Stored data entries

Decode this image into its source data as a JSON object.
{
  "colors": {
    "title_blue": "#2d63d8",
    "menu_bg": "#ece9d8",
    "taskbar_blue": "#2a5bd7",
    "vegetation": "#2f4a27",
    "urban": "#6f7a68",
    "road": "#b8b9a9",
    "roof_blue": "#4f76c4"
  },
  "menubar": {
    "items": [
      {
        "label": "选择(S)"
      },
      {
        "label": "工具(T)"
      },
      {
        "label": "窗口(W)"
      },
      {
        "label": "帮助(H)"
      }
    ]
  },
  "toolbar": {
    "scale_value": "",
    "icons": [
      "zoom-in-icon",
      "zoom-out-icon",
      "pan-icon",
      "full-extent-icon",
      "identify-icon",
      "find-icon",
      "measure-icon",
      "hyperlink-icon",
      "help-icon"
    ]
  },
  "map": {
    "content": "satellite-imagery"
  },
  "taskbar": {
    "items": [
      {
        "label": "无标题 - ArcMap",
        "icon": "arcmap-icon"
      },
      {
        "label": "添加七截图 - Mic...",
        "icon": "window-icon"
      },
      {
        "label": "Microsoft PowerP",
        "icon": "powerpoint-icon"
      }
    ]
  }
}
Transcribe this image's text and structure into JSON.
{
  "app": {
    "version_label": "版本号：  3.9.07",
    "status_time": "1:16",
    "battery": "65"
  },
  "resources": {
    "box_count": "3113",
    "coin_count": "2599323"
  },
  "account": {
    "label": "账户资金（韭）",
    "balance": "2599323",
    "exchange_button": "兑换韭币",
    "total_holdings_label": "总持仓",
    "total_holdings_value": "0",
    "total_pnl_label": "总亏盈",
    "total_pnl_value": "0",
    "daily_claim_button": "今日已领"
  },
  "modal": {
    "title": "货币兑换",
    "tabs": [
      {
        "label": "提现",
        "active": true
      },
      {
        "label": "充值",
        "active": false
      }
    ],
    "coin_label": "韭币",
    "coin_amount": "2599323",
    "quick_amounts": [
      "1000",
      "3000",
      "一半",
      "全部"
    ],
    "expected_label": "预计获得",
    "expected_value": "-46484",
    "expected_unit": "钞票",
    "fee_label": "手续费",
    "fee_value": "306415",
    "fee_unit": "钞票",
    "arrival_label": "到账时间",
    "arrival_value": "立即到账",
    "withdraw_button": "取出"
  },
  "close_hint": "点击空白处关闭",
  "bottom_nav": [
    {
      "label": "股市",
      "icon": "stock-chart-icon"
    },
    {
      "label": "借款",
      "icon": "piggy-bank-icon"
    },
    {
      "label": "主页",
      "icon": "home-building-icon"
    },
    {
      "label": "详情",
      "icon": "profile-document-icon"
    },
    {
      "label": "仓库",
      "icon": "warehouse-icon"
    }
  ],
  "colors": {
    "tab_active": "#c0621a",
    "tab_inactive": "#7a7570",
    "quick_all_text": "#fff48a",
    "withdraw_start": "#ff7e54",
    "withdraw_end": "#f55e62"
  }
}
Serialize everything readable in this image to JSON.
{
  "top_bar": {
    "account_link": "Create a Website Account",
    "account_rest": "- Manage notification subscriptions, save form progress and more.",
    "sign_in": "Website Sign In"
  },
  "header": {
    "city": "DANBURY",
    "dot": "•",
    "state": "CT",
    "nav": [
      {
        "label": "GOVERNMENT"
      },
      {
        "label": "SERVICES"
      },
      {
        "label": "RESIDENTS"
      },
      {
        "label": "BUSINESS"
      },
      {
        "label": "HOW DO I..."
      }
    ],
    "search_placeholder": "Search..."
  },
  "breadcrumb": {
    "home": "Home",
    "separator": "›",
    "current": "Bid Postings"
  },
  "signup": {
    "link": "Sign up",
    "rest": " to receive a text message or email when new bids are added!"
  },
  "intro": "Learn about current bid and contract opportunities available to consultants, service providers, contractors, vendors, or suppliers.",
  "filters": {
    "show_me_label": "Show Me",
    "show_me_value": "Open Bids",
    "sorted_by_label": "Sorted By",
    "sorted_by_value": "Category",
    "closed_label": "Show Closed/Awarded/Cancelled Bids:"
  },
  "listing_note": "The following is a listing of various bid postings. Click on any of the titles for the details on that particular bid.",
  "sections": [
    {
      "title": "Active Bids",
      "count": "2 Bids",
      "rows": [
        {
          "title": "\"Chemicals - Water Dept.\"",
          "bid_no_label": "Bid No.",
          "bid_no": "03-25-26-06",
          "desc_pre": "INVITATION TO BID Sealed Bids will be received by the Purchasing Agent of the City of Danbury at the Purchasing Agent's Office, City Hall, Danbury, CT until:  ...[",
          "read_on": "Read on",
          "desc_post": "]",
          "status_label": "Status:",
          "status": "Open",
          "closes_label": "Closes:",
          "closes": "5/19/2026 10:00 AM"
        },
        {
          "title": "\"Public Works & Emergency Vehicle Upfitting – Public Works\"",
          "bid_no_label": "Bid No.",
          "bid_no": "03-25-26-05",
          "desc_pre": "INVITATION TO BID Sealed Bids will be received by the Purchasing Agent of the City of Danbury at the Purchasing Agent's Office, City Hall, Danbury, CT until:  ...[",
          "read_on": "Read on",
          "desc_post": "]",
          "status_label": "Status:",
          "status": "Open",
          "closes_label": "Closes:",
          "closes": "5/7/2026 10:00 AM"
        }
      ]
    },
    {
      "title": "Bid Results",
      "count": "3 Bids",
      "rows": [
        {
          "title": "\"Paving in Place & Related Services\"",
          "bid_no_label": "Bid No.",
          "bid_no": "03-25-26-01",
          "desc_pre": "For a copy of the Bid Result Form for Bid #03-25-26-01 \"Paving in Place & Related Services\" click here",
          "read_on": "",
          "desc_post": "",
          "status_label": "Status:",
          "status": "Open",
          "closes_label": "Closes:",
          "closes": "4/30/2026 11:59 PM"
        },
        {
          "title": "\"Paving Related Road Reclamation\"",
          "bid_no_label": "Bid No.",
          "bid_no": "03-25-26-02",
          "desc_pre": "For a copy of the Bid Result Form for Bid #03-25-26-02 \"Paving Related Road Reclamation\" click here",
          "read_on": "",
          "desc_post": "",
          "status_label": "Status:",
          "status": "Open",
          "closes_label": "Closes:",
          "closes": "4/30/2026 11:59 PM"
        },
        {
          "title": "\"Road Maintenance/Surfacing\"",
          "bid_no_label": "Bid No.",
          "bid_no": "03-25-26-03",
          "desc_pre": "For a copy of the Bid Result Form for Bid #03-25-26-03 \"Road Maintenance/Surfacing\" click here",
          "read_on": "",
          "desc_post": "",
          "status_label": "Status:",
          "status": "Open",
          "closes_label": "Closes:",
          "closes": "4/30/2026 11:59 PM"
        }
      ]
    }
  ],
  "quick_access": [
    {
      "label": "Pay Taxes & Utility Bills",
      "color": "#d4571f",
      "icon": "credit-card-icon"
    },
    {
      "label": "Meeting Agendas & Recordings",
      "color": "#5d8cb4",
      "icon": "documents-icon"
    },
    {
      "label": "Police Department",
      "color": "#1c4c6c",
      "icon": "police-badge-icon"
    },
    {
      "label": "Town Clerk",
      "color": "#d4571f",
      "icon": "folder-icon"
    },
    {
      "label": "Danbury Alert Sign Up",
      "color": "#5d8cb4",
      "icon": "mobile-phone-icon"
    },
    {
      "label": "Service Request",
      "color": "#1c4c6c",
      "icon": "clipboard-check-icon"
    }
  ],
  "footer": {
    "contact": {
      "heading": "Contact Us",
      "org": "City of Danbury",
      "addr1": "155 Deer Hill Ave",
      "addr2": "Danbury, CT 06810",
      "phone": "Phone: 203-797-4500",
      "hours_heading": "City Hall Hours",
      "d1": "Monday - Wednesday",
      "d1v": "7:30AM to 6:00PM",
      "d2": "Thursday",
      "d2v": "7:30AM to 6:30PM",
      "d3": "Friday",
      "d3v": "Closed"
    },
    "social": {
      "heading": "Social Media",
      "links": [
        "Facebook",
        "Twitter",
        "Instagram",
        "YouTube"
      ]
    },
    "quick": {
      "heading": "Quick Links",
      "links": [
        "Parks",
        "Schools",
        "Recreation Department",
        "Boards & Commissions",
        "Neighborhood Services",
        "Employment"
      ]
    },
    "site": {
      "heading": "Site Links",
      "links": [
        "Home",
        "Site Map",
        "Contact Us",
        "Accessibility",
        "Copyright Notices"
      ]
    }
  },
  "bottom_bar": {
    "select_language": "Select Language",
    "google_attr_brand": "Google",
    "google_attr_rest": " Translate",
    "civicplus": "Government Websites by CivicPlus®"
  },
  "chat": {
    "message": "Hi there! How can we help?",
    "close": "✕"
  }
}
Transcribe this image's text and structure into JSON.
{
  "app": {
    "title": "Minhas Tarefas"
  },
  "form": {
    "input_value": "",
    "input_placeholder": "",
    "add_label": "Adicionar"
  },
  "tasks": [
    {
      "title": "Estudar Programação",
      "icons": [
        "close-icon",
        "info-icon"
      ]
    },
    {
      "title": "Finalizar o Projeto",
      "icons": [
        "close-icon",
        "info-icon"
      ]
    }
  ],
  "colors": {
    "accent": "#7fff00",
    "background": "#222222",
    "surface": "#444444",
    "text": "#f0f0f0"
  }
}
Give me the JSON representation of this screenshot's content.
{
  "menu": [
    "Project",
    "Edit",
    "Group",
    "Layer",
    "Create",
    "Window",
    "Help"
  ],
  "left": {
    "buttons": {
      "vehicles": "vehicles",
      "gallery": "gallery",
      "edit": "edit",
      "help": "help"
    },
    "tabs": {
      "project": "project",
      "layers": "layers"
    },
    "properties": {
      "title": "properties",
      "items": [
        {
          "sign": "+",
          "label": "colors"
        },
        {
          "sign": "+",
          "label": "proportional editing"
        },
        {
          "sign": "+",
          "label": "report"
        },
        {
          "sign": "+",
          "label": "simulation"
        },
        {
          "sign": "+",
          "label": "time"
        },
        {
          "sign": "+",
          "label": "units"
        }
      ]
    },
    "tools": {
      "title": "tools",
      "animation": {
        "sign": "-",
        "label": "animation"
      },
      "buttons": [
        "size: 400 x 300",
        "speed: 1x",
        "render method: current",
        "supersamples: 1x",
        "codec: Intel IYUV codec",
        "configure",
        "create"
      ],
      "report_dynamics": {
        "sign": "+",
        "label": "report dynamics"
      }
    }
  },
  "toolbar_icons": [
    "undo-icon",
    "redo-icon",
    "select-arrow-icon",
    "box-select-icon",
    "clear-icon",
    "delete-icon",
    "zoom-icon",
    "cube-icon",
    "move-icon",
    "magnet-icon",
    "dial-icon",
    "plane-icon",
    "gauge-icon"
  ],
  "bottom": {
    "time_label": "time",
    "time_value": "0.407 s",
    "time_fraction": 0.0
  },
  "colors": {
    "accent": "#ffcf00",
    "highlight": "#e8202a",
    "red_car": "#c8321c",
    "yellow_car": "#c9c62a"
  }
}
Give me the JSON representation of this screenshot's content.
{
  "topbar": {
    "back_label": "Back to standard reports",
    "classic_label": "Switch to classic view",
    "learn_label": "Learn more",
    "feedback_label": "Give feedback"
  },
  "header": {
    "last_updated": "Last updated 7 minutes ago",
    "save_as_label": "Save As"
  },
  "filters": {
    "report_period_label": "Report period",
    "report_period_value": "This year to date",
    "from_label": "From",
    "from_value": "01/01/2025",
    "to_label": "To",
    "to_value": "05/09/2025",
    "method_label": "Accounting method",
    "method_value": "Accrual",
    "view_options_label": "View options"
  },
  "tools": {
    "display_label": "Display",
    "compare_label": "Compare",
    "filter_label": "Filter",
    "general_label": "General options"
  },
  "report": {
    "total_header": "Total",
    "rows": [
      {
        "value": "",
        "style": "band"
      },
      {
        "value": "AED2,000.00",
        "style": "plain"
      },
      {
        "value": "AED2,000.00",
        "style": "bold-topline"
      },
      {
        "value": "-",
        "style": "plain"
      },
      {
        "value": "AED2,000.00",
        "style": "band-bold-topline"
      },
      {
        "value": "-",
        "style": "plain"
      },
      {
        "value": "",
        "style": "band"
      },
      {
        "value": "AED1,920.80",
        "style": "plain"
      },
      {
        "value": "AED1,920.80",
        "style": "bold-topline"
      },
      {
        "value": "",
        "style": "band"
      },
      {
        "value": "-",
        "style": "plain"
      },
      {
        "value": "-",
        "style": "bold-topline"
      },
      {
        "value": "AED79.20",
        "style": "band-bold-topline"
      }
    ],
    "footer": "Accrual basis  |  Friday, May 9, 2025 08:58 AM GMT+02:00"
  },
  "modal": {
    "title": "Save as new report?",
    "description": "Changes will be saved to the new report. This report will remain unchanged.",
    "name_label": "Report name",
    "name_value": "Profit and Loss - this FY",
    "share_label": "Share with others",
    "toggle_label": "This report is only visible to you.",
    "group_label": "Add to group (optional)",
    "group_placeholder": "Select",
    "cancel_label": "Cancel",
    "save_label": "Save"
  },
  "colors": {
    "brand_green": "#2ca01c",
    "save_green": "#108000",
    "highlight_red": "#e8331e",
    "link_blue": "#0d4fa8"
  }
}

— Directions for this task —
From the records above, pull out every line containing the word "Reclamation".

— Exercise solution —
          "title": "\"Paving Related Road Reclamation\"",
          "desc_pre": "For a copy of the Bid Result Form for Bid #03-25-26-02 \"Paving Related Road Reclamation\" click here",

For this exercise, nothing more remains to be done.